Short exercise
Count the rows below that contain the string "clock", with uppercase and lowercase treated as different. Reply with the number alone.

Dataset rows
-----

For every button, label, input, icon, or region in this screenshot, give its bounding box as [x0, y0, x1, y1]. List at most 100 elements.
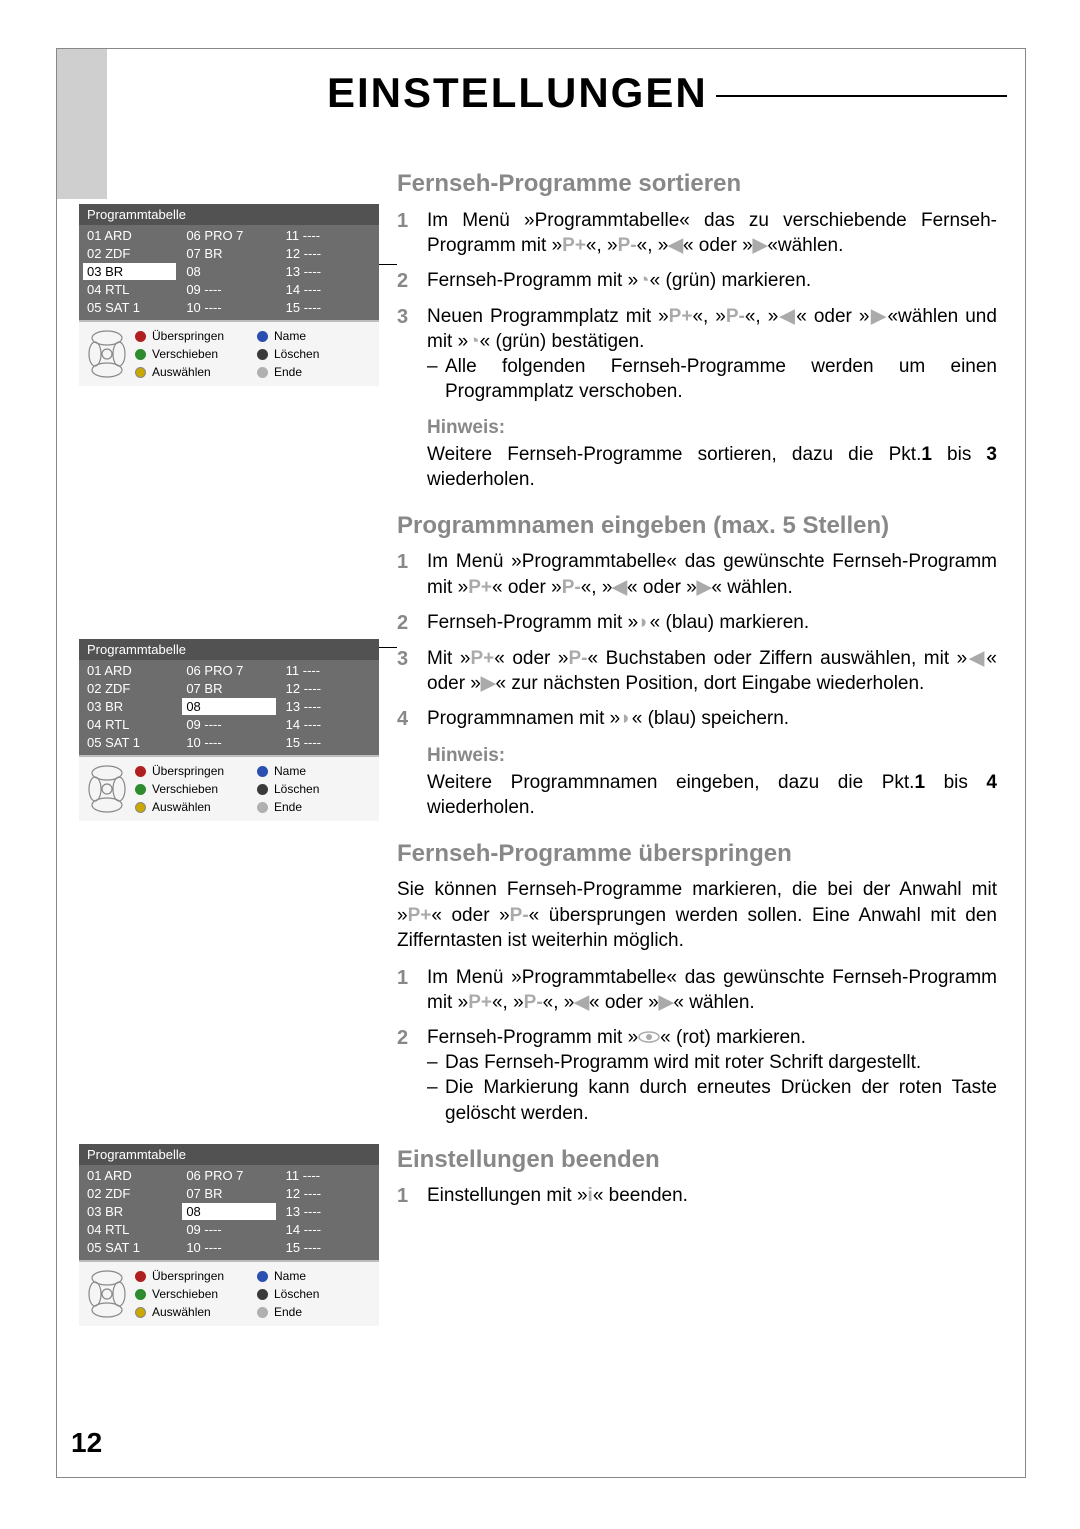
- cell: 02 ZDF: [83, 680, 176, 697]
- legend-row: Name: [257, 763, 373, 779]
- step-num: 1: [397, 208, 415, 258]
- t: «, »: [543, 992, 575, 1013]
- step-body: Im Menü »Programmtabelle« das gewünschte…: [427, 965, 997, 1015]
- pt1-header: Programmtabelle: [79, 204, 379, 225]
- intro: Sie können Fernseh-Programme markieren, …: [397, 877, 997, 952]
- cell: 03 BR: [83, 1203, 176, 1220]
- step-num: 3: [397, 304, 415, 404]
- step-num: 1: [397, 1183, 415, 1209]
- t: 1: [921, 444, 932, 465]
- legend-row: Name: [257, 328, 373, 344]
- legend-text: Auswählen: [152, 1305, 211, 1319]
- pt3-footer: Überspringen Name Verschieben Löschen Au…: [79, 1262, 379, 1326]
- cell: 14 ----: [282, 716, 375, 733]
- dot-red-icon: [135, 766, 146, 777]
- cell: 01 ARD: [83, 1167, 176, 1184]
- t: « (rot) markieren.: [660, 1027, 806, 1048]
- step-body: Einstellungen mit »i« beenden.: [427, 1183, 997, 1209]
- dot-red-icon: [135, 331, 146, 342]
- sym-right: ▶: [659, 992, 674, 1013]
- t: « oder »: [492, 577, 562, 598]
- cell: 11 ----: [282, 1167, 375, 1184]
- t: Fernseh-Programm mit »: [427, 612, 638, 633]
- cell: 11 ----: [282, 227, 375, 244]
- sub-line: –Alle folgenden Fernseh-Programme werden…: [427, 354, 997, 404]
- cell: 06 PRO 7: [182, 662, 275, 679]
- pt2-grid: 01 ARD 06 PRO 7 11 ---- 02 ZDF 07 BR 12 …: [79, 660, 379, 755]
- cell: 07 BR: [182, 1185, 275, 1202]
- cell: 05 SAT 1: [83, 734, 176, 751]
- step-body: Mit »P+« oder »P-« Buchstaben oder Ziffe…: [427, 646, 997, 696]
- sym-right: ▶: [481, 673, 496, 694]
- t: « oder »: [589, 992, 659, 1013]
- section-heading-2: Programmnamen eingeben (max. 5 Stellen): [397, 510, 997, 542]
- t: bis: [932, 444, 986, 465]
- sym-clock: ◔: [468, 331, 479, 352]
- dot-grey-icon: [257, 802, 268, 813]
- sym-clock: ◔: [638, 270, 649, 291]
- step: 1 Im Menü »Programmtabelle« das zu versc…: [397, 208, 997, 258]
- legend-row: Löschen: [257, 346, 373, 362]
- legend-row: Überspringen: [135, 328, 251, 344]
- step-body: Fernseh-Programm mit »◔« (grün) markiere…: [427, 268, 997, 294]
- cell: 04 RTL: [83, 1221, 176, 1238]
- legend-text: Überspringen: [152, 329, 224, 343]
- t: Programmnamen mit »: [427, 708, 620, 729]
- t: «, »: [586, 235, 618, 256]
- t: 3: [986, 444, 997, 465]
- cell: 04 RTL: [83, 281, 176, 298]
- t: Fernseh-Programm mit »: [427, 1027, 638, 1048]
- t: « zur nächsten Position, dort Eingabe wi…: [496, 673, 925, 694]
- t: wiederholen.: [427, 797, 535, 818]
- legend-row: Auswählen: [135, 799, 251, 815]
- legend-text: Verschieben: [152, 347, 218, 361]
- t: 4: [986, 772, 997, 793]
- t: « oder »: [494, 648, 568, 669]
- cell: 10 ----: [182, 734, 275, 751]
- sym-pminus: P-: [524, 992, 543, 1013]
- pt3-legend: Überspringen Name Verschieben Löschen Au…: [135, 1268, 373, 1320]
- cell: 10 ----: [182, 1239, 275, 1256]
- step-num: 1: [397, 549, 415, 599]
- eye-icon: [638, 1025, 660, 1050]
- step: 2 Fernseh-Programm mit » « (rot) markiere…: [397, 1025, 997, 1126]
- dot-blue-icon: [257, 766, 268, 777]
- t: Alle folgenden Fernseh-Programme werden …: [445, 354, 997, 404]
- hint-body: Weitere Fernseh-Programme sortieren, daz…: [427, 442, 997, 492]
- dot-red-icon: [135, 1271, 146, 1282]
- step-num: 2: [397, 1025, 415, 1126]
- dot-yellow-icon: [135, 1307, 146, 1318]
- dot-blue-icon: [257, 331, 268, 342]
- sym-pminus: P-: [569, 648, 588, 669]
- nav-icon: [85, 1268, 129, 1320]
- legend-text: Auswählen: [152, 365, 211, 379]
- cell: 12 ----: [282, 245, 375, 262]
- title-dashes: [716, 95, 1007, 97]
- legend-text: Name: [274, 764, 306, 778]
- step: 2 Fernseh-Programm mit »◔« (grün) markie…: [397, 268, 997, 294]
- step-body: Im Menü »Programmtabelle« das zu verschi…: [427, 208, 997, 258]
- cell: 06 PRO 7: [182, 1167, 275, 1184]
- t: Das Fernseh-Programm wird mit roter Schr…: [445, 1050, 921, 1075]
- pt2-footer: Überspringen Name Verschieben Löschen Au…: [79, 757, 379, 821]
- grey-tab: [57, 49, 107, 199]
- cell-highlight: 03 BR: [83, 263, 176, 280]
- dot-dark-icon: [257, 784, 268, 795]
- t: «, »: [637, 235, 669, 256]
- legend-row: Name: [257, 1268, 373, 1284]
- t: «, »: [492, 992, 524, 1013]
- legend-row: Ende: [257, 364, 373, 380]
- legend-text: Löschen: [274, 782, 319, 796]
- sym-left: ◀: [668, 235, 683, 256]
- step: 1 Im Menü »Programmtabelle« das gewünsch…: [397, 965, 997, 1015]
- cell: 13 ----: [282, 1203, 375, 1220]
- sym-pplus: P+: [669, 306, 693, 327]
- step: 2 Fernseh-Programm mit »◗« (blau) markie…: [397, 610, 997, 636]
- legend-row: Auswählen: [135, 364, 251, 380]
- cell: 07 BR: [182, 680, 275, 697]
- legend-row: Ende: [257, 799, 373, 815]
- program-table-1: Programmtabelle 01 ARD 06 PRO 7 11 ---- …: [79, 204, 379, 386]
- t: Weitere Programmnamen eingeben, dazu die…: [427, 772, 914, 793]
- sym-blue: ◗: [620, 708, 631, 729]
- legend-text: Verschieben: [152, 782, 218, 796]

-----

Task response
2